| Available data |
——
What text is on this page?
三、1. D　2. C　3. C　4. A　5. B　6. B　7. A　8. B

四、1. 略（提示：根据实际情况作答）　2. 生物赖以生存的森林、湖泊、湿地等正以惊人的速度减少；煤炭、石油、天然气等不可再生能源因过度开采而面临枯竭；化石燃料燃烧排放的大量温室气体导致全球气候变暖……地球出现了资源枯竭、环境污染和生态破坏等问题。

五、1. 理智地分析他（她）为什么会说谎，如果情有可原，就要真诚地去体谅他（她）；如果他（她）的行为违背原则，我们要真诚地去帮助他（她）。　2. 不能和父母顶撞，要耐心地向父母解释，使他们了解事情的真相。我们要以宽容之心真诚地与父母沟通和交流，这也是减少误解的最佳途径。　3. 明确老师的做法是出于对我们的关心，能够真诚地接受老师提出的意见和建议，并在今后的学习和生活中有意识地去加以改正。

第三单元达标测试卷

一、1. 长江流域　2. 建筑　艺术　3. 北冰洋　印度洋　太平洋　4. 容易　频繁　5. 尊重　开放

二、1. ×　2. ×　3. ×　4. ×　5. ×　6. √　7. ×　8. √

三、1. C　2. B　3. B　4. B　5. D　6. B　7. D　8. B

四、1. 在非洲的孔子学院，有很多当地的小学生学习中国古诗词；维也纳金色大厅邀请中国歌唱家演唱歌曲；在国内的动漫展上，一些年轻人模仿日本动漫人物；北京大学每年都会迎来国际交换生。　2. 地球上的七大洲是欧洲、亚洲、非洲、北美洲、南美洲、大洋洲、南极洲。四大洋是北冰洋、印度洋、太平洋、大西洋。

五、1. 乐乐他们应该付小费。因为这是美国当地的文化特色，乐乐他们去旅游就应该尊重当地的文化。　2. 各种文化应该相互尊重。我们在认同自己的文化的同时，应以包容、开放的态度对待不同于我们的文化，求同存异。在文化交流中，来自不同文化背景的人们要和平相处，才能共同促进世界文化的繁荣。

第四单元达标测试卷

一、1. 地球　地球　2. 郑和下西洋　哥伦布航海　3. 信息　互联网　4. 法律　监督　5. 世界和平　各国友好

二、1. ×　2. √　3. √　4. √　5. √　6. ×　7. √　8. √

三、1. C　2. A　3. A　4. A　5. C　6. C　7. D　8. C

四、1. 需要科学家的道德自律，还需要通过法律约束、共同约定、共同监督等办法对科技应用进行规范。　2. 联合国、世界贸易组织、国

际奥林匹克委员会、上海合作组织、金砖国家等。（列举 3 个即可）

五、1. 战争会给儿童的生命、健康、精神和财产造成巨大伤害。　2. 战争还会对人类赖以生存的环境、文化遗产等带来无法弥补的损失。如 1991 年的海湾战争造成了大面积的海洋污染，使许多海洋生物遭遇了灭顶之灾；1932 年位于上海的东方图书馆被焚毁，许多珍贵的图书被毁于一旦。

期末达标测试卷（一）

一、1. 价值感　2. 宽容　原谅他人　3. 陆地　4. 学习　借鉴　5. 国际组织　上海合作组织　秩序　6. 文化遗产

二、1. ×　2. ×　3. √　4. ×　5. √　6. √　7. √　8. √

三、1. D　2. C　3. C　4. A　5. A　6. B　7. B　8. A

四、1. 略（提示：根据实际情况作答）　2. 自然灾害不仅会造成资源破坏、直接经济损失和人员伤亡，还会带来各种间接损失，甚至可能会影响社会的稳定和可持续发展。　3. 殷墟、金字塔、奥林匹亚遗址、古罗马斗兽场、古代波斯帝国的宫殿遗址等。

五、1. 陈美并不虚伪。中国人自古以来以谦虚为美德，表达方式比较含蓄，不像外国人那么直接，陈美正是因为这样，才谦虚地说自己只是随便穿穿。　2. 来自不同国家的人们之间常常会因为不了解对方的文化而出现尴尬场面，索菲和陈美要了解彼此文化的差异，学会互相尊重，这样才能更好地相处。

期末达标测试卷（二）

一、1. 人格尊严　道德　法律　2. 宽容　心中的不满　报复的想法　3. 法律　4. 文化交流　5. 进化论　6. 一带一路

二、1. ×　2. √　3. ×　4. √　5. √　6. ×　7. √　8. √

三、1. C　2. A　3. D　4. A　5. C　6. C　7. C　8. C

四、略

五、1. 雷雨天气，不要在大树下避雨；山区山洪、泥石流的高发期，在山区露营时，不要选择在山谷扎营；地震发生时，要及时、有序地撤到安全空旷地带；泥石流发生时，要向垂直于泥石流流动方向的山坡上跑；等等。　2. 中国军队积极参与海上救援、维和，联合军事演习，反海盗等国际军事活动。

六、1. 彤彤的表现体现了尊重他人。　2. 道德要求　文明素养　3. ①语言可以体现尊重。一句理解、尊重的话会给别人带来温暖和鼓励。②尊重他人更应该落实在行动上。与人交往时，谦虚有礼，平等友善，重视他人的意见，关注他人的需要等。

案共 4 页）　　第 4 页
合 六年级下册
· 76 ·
——
| What to do |
Which lines contain the word "根据实际情况作答"? Copy each of them.

| Task response |
四、1. 略（提示：根据实际情况作答）　2. 生物赖以生存的森林、湖泊、湿地等正以惊人的速度减少；煤炭、石油、天然气等不可再生能源因过度开采而面临枯竭；化石燃料燃烧排放的大量温室气体导致全球气候变暖……地球出现了资源枯竭、环境污染和生态破坏等问题。
四、1. 略（提示：根据实际情况作答）　2. 自然灾害不仅会造成资源破坏、直接经济损失和人员伤亡，还会带来各种间接损失，甚至可能会影响社会的稳定和可持续发展。　3. 殷墟、金字塔、奥林匹亚遗址、古罗马斗兽场、古代波斯帝国的宫殿遗址等。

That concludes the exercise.